Work task: Take every line in the entries that includes the word "Eggplant" and copy it.

Data supplied:
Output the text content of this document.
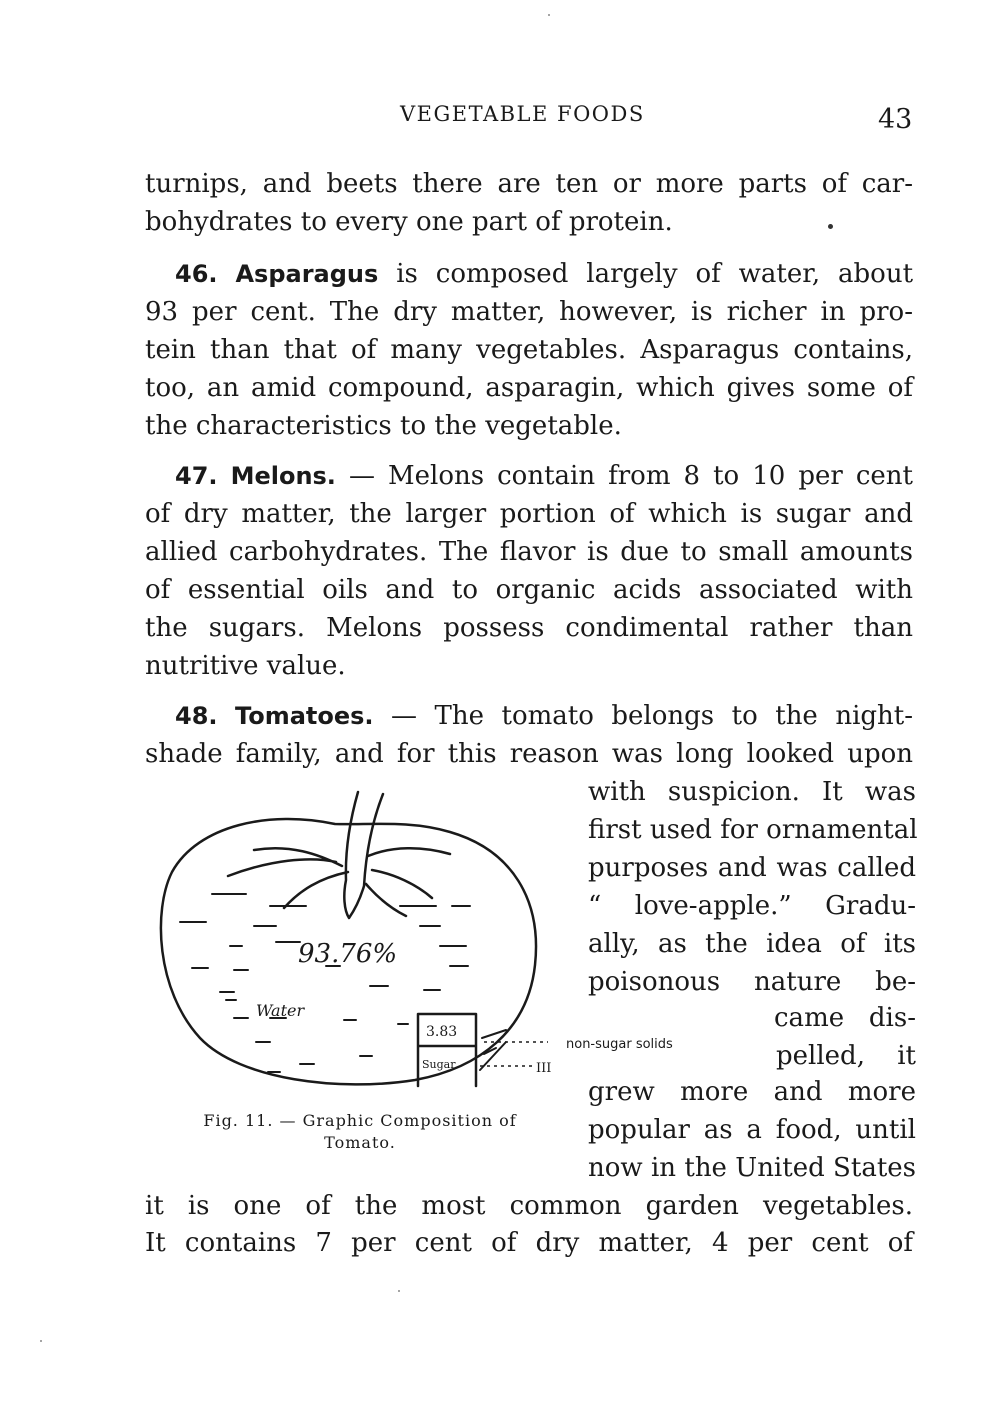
VEGETABLE FOODS	43
turnips, and beets there are ten or more parts of car-
bohydrates to every one part of protein.
46. Asparagus is composed largely of water, about
93 per cent. The dry matter, however, is richer in pro-
tein than that of many vegetables. Asparagus contains,
too, an amid compound, asparagin, which gives some of
the characteristics to the vegetable.
47. Melons. — Melons contain from 8 to 10 per cent
of dry matter, the larger portion of which is sugar and
allied carbohydrates. The flavor is due to small amounts
of essential oils and to organic acids associated with
the sugars. Melons possess condimental rather than
nutritive value.
48. Tomatoes. — The tomato belongs to the night-
shade family, and for this reason was long looked upon
with suspicion. It was
first used for ornamental
purposes and was called
“ love-apple.” Gradu-
ally, as the idea of its
poisonous nature be-
came dis-
pelled, it
grew more and more
popular as a food, until
now in the United States
it is one of the most common garden vegetables.
It contains 7 per cent of dry matter, 4 per cent of
93.76%
Water
3.83
Sugar
non-sugar solids
III
Fig. 11. — Graphic Composition of
Tomato.
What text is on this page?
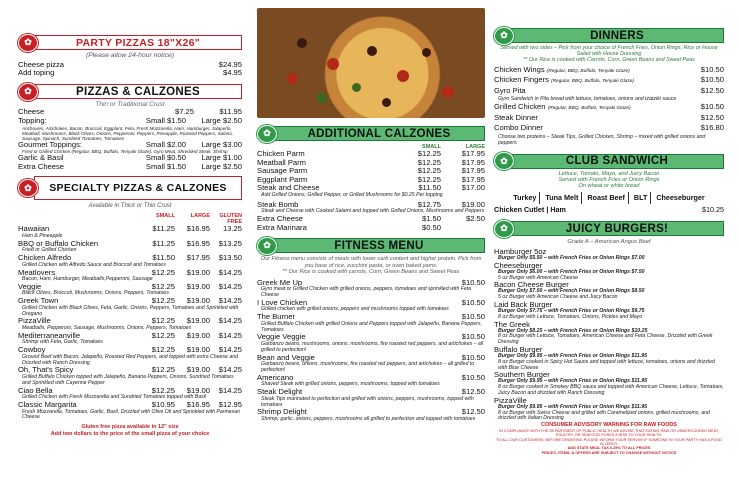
✿	PARTY PIZZAS 18"X26"
(Please allow 24-hour notice)
Cheese pizza	$24.95
Add toping	$4.95
✿	PIZZAS & CALZONES
Thin or Traditional Crust
Cheese	$7.25	$11.95
Topping:	Small $1.50	Large $2.50
Anchovies, Artichokes, Bacon, Broccoli, Eggplant, Feta, Fresh Mozzarella, Ham, Hamburger, Jalapeño, Meatball, Mushrooms, Black Olives, Onions, Pepperoni, Peppers, Pineapple, Roasted Peppers, Salami, Sausage, Spinach, Sundried Tomatoes, Tomatoes
Gourmet Toppings:	Small $2.00	Large $3.00
Fried or Grilled Chicken (Regular, BBQ, Buffalo, Teriyaki Glaze), Gyro Meat, Shredded Steak, Shrimp
Garlic & Basil	Small $0.50	Large $1.00
Extra Cheese	Small $1.50	Large $2.50
✿	SPECIALTY PIZZAS & CALZONES
Available in Thick or Thin Crust
SMALL	LARGE	GLUTEN FREE
Hawaiian	$11.25	$16.95	13.25
Ham & Pineapple
BBQ or Buffalo Chicken	$11.25	$16.95	$13.25
Fried or Grilled Chicken
Chicken Alfredo	$11.50	$17.95	$13.50
Grilled Chicken with Alfredo Sauce and Broccoli and Tomatoes
Meatlovers	$12.25	$19.00	$14.25
Bacon, Ham, Hamburger, Meatballs,Pepperoni, Sausage
Veggie	$12.25	$19.00	$14.25
Black Olives, Broccoli, Mushrooms, Onions, Peppers, Tomatoes
Greek Town	$12.25	$19.00	$14.25
Grilled Chicken with Black Olives, Feta, Garlic, Onions, Peppers, Tomatoes and Sprinkled with Oregano
PizzaVille	$12.25	$19.00	$14.25
Meatballs, Pepperoni, Sausage, Mushrooms, Onions, Peppers, Tomatoes
Mediterraneanville	$12.25	$19.00	$14.25
Shrimp with Feta, Garlic, Tomatoes
Cowboy	$12.25	$19.00	$14.25
Ground Beef with Bacon, Jalapeño, Roasted Red Peppers, and topped with extra Cheese and Drizzled with Ranch Dressing
Oh, That's Spicy	$12.25	$19.00	$14.25
Grilled Buffalo Chicken topped with Jalapeño, Banana Peppers, Onions, Sundried Tomatoes and Sprinkled with Cayenne Pepper
Ciao Bella	$12.25	$19.00	$14.25
Grilled Chicken with Fresh Mozzarella and Sundried Tomatoes topped with Basil
Classic Margarita	$10.95	$16.95	$12.95
Fresh Mozzarella, Tomatoes, Garlic, Basil, Drizzled with Olive Oil and Sprinkled with Parmesan Cheese
Gluten free pizza available in 12" size
Add two dollars to the price of the small pizza of your choice
✿	ADDITIONAL CALZONES
SMALL	LARGE
Chicken Parm	$12.25	$17.95
Meatball Parm	$12.25	$17.95
Sausage Parm	$12.25	$17.95
Eggplant Parm	$12.25	$17.95
Steak and Cheese	$11.50	$17.00
Add Grilled Onions, Grilled Pepper, or Grilled Mushrooms for $0.25 Per topping
Steak Bomb	$12.75	$19.00
Steak and Cheese with Cooked Salami and topped with Grilled Onions, Mushrooms and Peppers
Extra Cheese	$1.50	$2.50
Extra Marinara	$0.50
✿	FITNESS MENU
Our Fitness menu consists of meals with lower carb content and higher protein. Pick from you base of rice, zucchini pasta, or oven baked yams.
** Our Rice is cooked with carrots, Corn, Green Beans and Sweet Peas
Greek Me Up	$10.50
Gyro meat or Grilled Chicken with grilled onions, peppers, tomatoes and sprinkled with Feta Cheese
I Love Chicken	$10.50
Grilled chicken with grilled onions, peppers and mushrooms topped with tomatoes
The Burner	$10.50
Grilled Buffalo Chicken with grilled Onions and Peppers topped with Jalapeño, Banana Peppers, Tomatoes
Veggie Veggie	$10.50
Garbanzo beans, mushrooms, onions, mushrooms, fire roasted red peppers, and artichokes – all grilled to perfection!
Bean and Veggie	$10.50
Garbanzo beans, onions, mushrooms, fire roasted red peppers, and artichokes – all grilled to perfection!
Americano	$10.50
Shaved Steak with grilled onions, peppers, mushrooms, topped with tomatoes
Steak Delight	$12.50
Steak Tips marinated to perfection and grilled with onions, peppers, mushrooms, topped with tomatoes
Shrimp Delight	$12.50
Shrimp, garlic, onions, peppers, mushrooms all grilled to perfection and topped with tomatoes
✿	DINNERS
Served with two sides – Pick from your choice of French Fries, Onion Rings, Rice or House Salad with House Dressing
** Our Rice is cooked with Carrots, Corn, Green Beans and Sweet Peas
Chicken Wings (Regular, BBQ, Buffalo, Teriyaki Glaze)	$10.50
Chicken Fingers (Regular, BBQ, Buffalo, Teriyaki Glaze)	$10.50
Gyro Pita	$12.50
Gyro Sandwich in Pita bread with lettuce, tomatoes, onions and tzatziki sauce
Grilled Chicken (Regular, BBQ, Buffalo, Teriyaki Glaze)	$10.50
Steak Dinner	$12.50
Combo Dinner	$16.80
Choose two proteins – Steak Tips, Grilled Chicken, Shrimp – mixed with grilled onions and peppers
✿	CLUB SANDWICH
Lettuce, Tomato, Mayo, and Juicy Bacon
Served with French Fries or Onion Rings
On wheat or white bread
Turkey	Tuna Melt	Roast Beef	BLT	Cheeseburger
Chicken Cutlet | Ham	$10.25
✿	JUICY BURGERS!
Grade A – American Angus Beef
Hamburger 5oz
Burger Only $5.50 – with French Fries or Onion Rings $7.00
Cheeseburger
Burger Only $6.00 – with French Fries or Onion Rings $7.50
5 oz Burger with American Cheese
Bacon Cheese Burger
Burger Only $7.00 – with French Fries or Onion Rings $8.50
5 oz Burger with American Cheese and Juicy Bacon
Laid Back Burger
Burger Only $7.75 – with French Fries or Onion Rings $9.75
8 oz Burger with Lettuce, Tomatoes, Onions, Pickles and Mayo
The Greek
Burger Only $8.25 – with French Fries or Onion Rings $10.25
8 oz Burger with Lettuce, Tomatoes, American Cheese and Feta Cheese, Drizzled with Greek Dressing
Buffalo Burger
Burger Only $9.95 – with French Fries or Onion Rings $11.95
8 oz Burger cooked in Spicy Hot Sauce and topped with lettuce, tomatoes, onions and drizzled with Blue Cheese
Southern Burger
Burger Only $9.95 – with French Fries or Onion Rings $11.95
8 oz Burger cooked in Smokey BBQ sauce and topped with American Cheese, Lettuce, Tomatoes, Juicy Bacon and drizzled with Ranch Dressing
PizzaVille
Burger Only $9.95 – with French Fries or Onion Rings $11.95
8 oz Burger with Swiss Cheese and grilled with Caramelized onions, grilled mushrooms, and drizzled with Italian Dressing
CONSUMER ADVISORY WARNING FOR RAW FOODS
IN COMPLIANCE WITH THE DEPARTMENT OF PUBLIC HEALTH WE ADVISE THAT EATING RAW OR UNDERCOOKED MEAT, POULTRY, OR SEAFOOD POSES A RISK TO YOUR HEALTH.
TO ALL OUR CUSTOMERS: BEFORE ORDERING PLEASE INFORM YOUR SERVER IF SOMEONE IN YOUR PARTY HAS A FOOD ALLERGY.
ADD STATE MEAL TAX 6.25% TO ALL PRICES
PRICES, ITEMS, & OFFERS ARE SUBJECT TO CHANGE WITHOUT NOTICE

Output for this task:
Anchovies, Artichokes, Bacon, Broccoli, Eggplant, Feta, Fresh Mozzarella, Ham, Hamburger, Jalapeño, Meatball, Mushrooms, Black Olives, Onions, Pepperoni, Peppers, Pineapple, Roasted Peppers, Salami, Sausage, Spinach, Sundried Tomatoes, Tomatoes
Eggplant Parm	$12.25	$17.95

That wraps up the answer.